The problem:
Report only the number of lines that hold the word "your".

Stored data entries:
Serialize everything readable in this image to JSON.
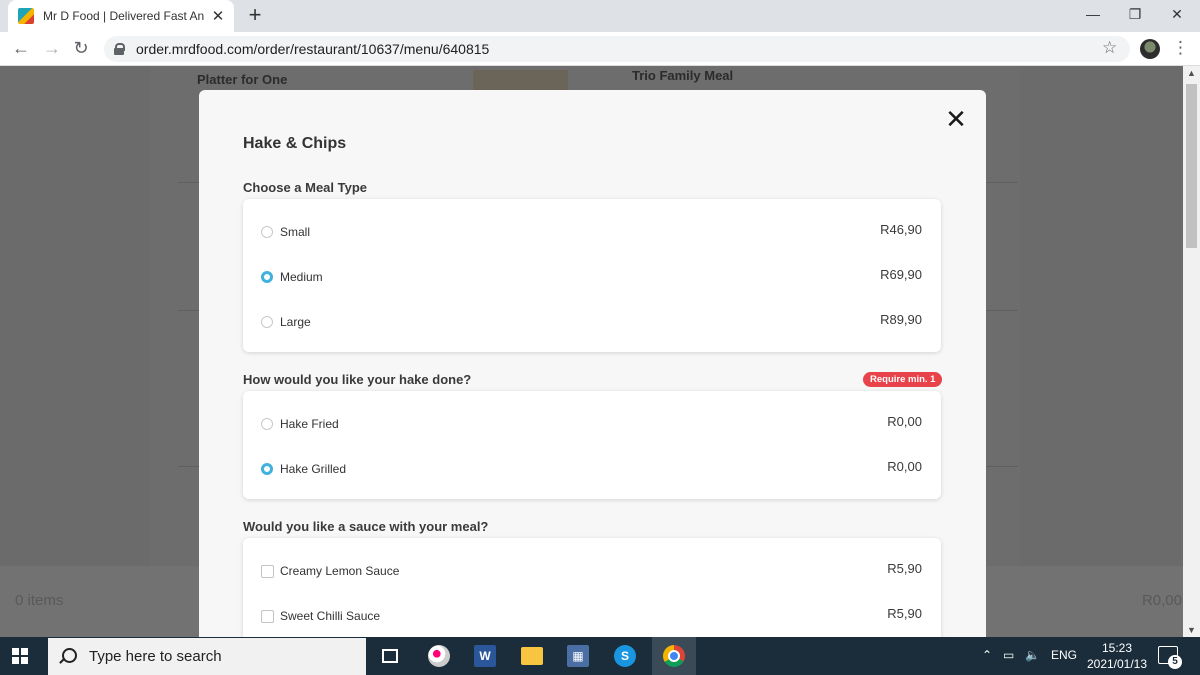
{
  "browser": {
    "tab_title": "Mr D Food | Delivered Fast And H",
    "tab_close": "✕",
    "new_tab": "+",
    "url": "order.mrdfood.com/order/restaurant/10637/menu/640815",
    "window_controls": {
      "minimize": "—",
      "restore": "❐",
      "close": "✕"
    }
  },
  "background_page": {
    "heading_left": "Platter for One",
    "heading_right": "Trio Family Meal",
    "cart_count": "0 items",
    "cart_total": "R0,00"
  },
  "modal": {
    "close_glyph": "✕",
    "title": "Hake & Chips",
    "sections": [
      {
        "title": "Choose a Meal Type",
        "control": "radio",
        "options": [
          {
            "label": "Small",
            "price": "R46,90",
            "selected": false
          },
          {
            "label": "Medium",
            "price": "R69,90",
            "selected": true
          },
          {
            "label": "Large",
            "price": "R89,90",
            "selected": false
          }
        ]
      },
      {
        "title": "How would you like your hake done?",
        "badge": "Require min. 1",
        "control": "radio",
        "options": [
          {
            "label": "Hake Fried",
            "price": "R0,00",
            "selected": false
          },
          {
            "label": "Hake Grilled",
            "price": "R0,00",
            "selected": true
          }
        ]
      },
      {
        "title": "Would you like a sauce with your meal?",
        "control": "checkbox",
        "options": [
          {
            "label": "Creamy Lemon Sauce",
            "price": "R5,90",
            "selected": false
          },
          {
            "label": "Sweet Chilli Sauce",
            "price": "R5,90",
            "selected": false
          }
        ]
      }
    ],
    "colors": {
      "accent": "#3fb2de",
      "badge": "#e8434b"
    }
  },
  "taskbar": {
    "search_placeholder": "Type here to search",
    "apps": [
      "task-view-icon",
      "paint-3d-icon",
      "word-icon",
      "file-explorer-icon",
      "calculator-icon",
      "skype-icon",
      "chrome-icon"
    ],
    "language": "ENG",
    "time": "15:23",
    "date": "2021/01/13",
    "notification_count": "5"
  }
}
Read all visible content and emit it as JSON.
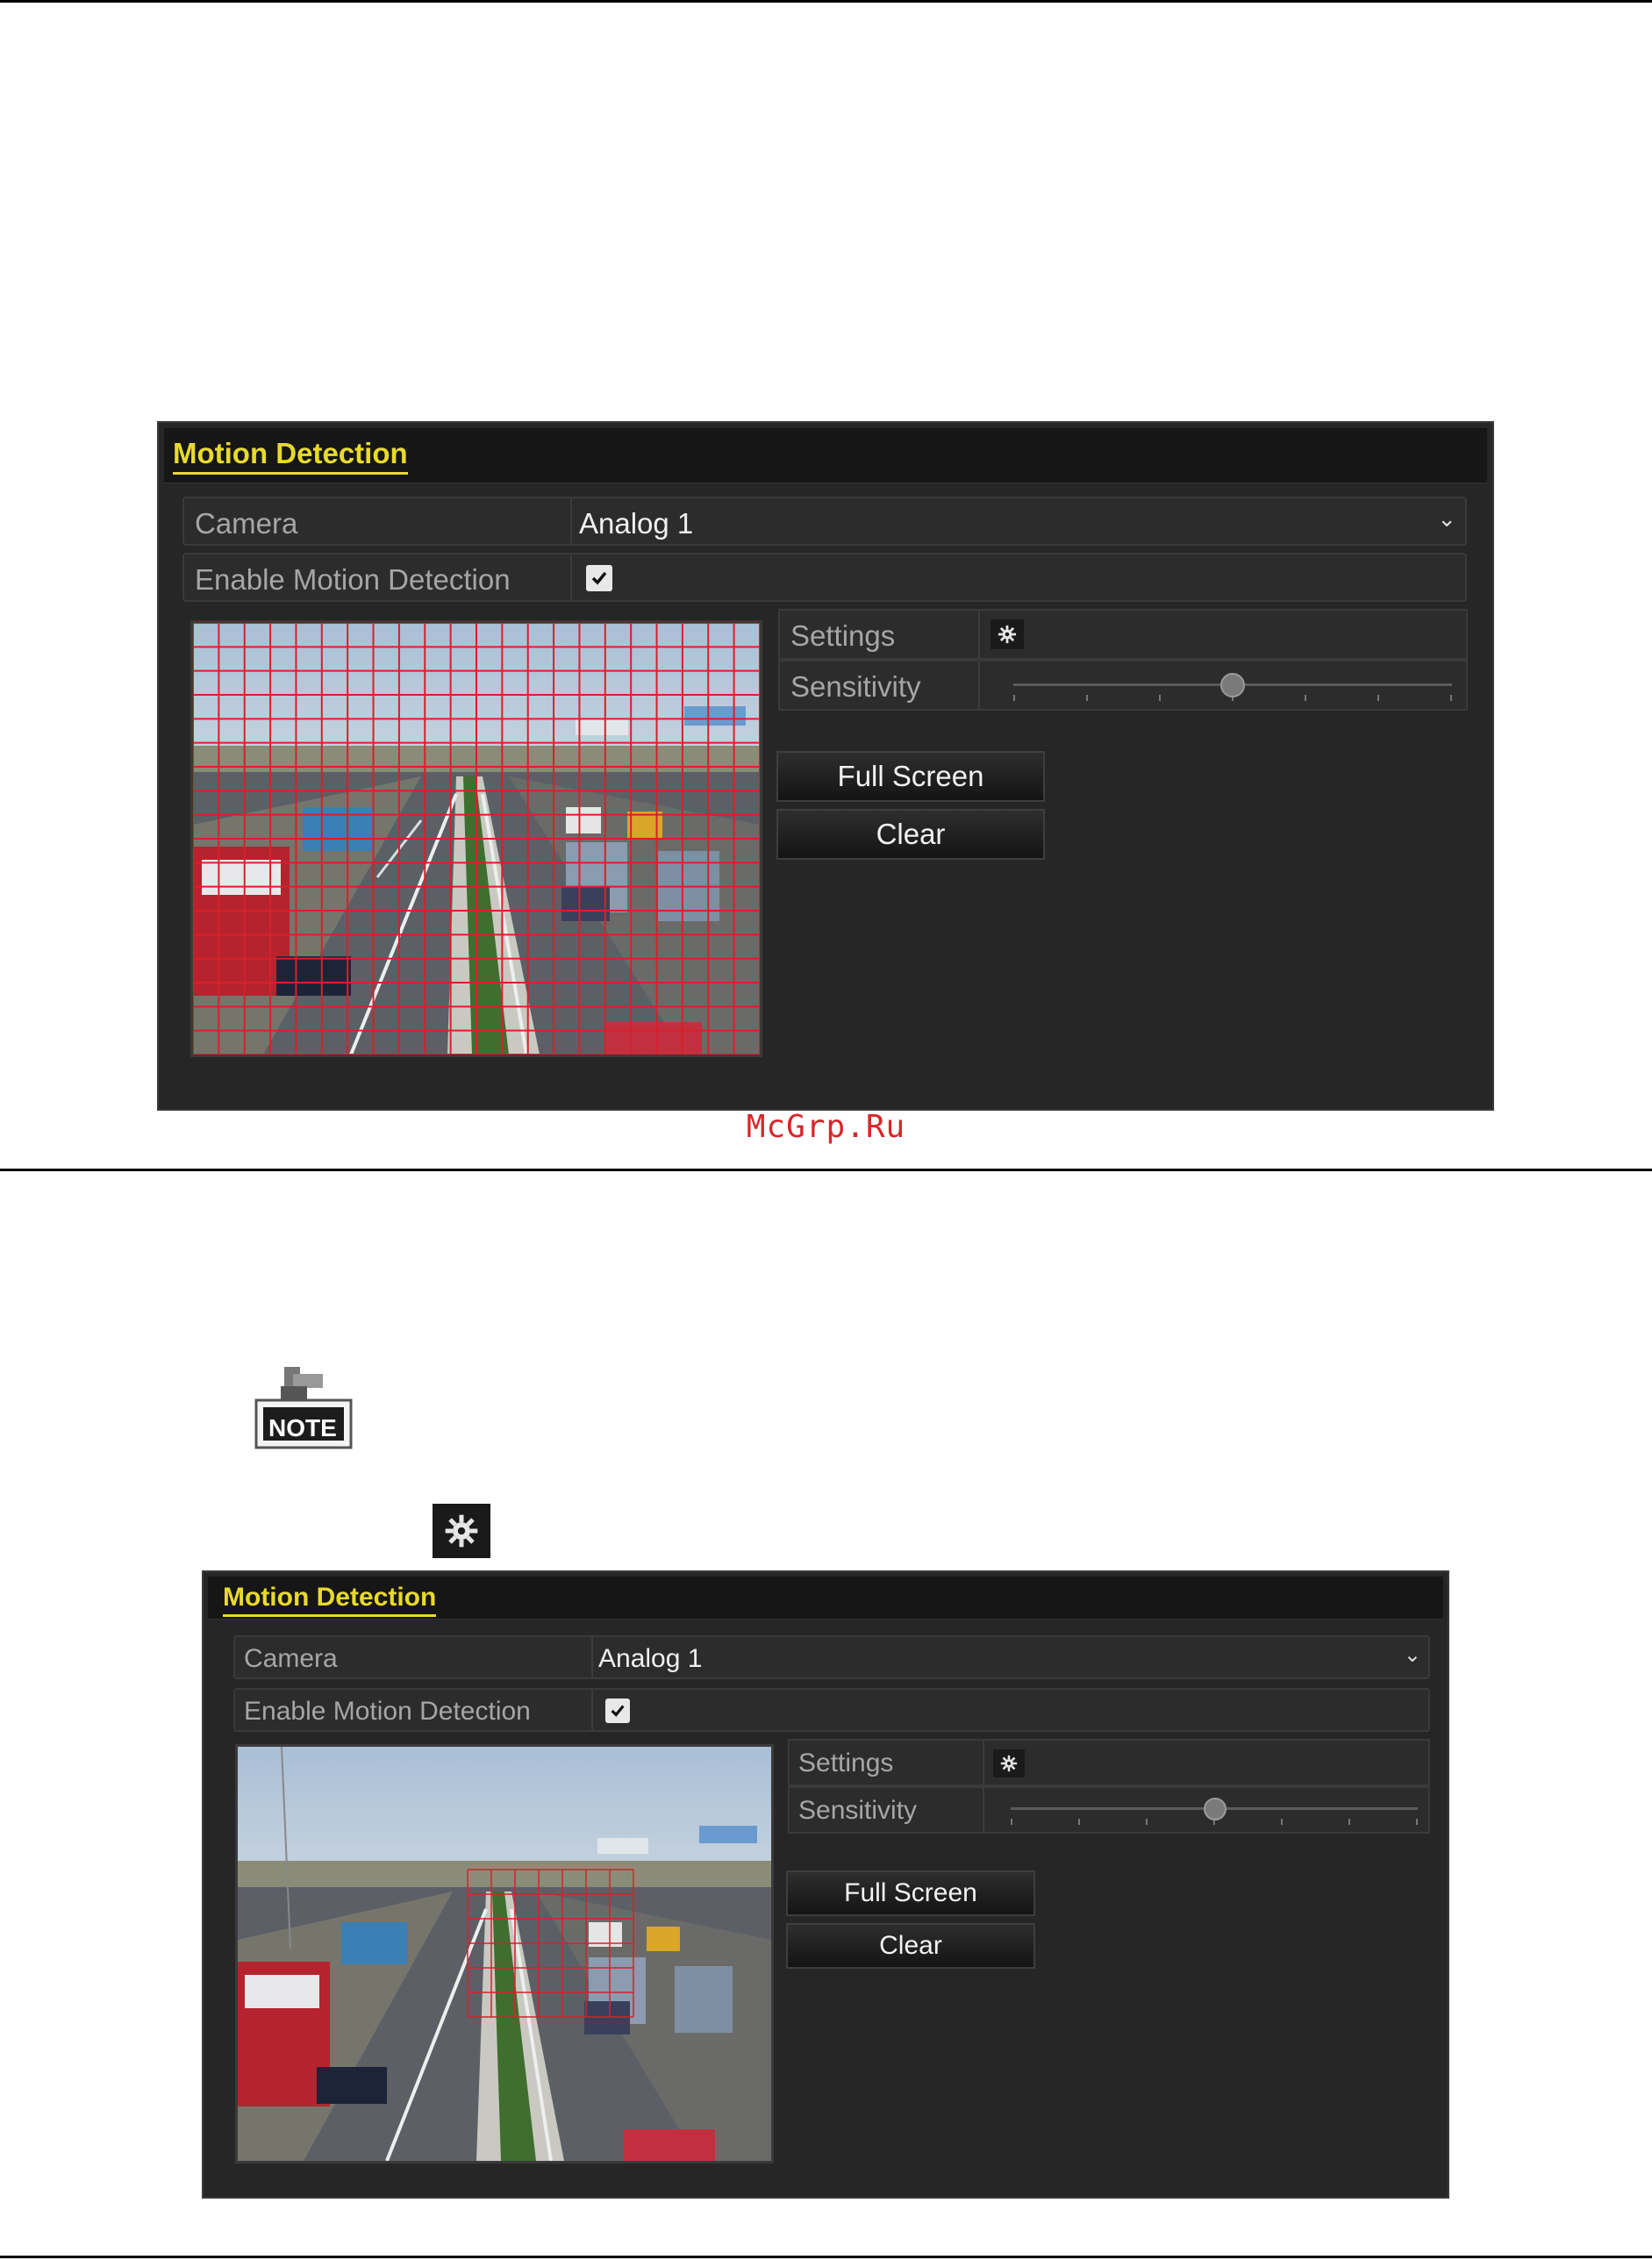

Response:
2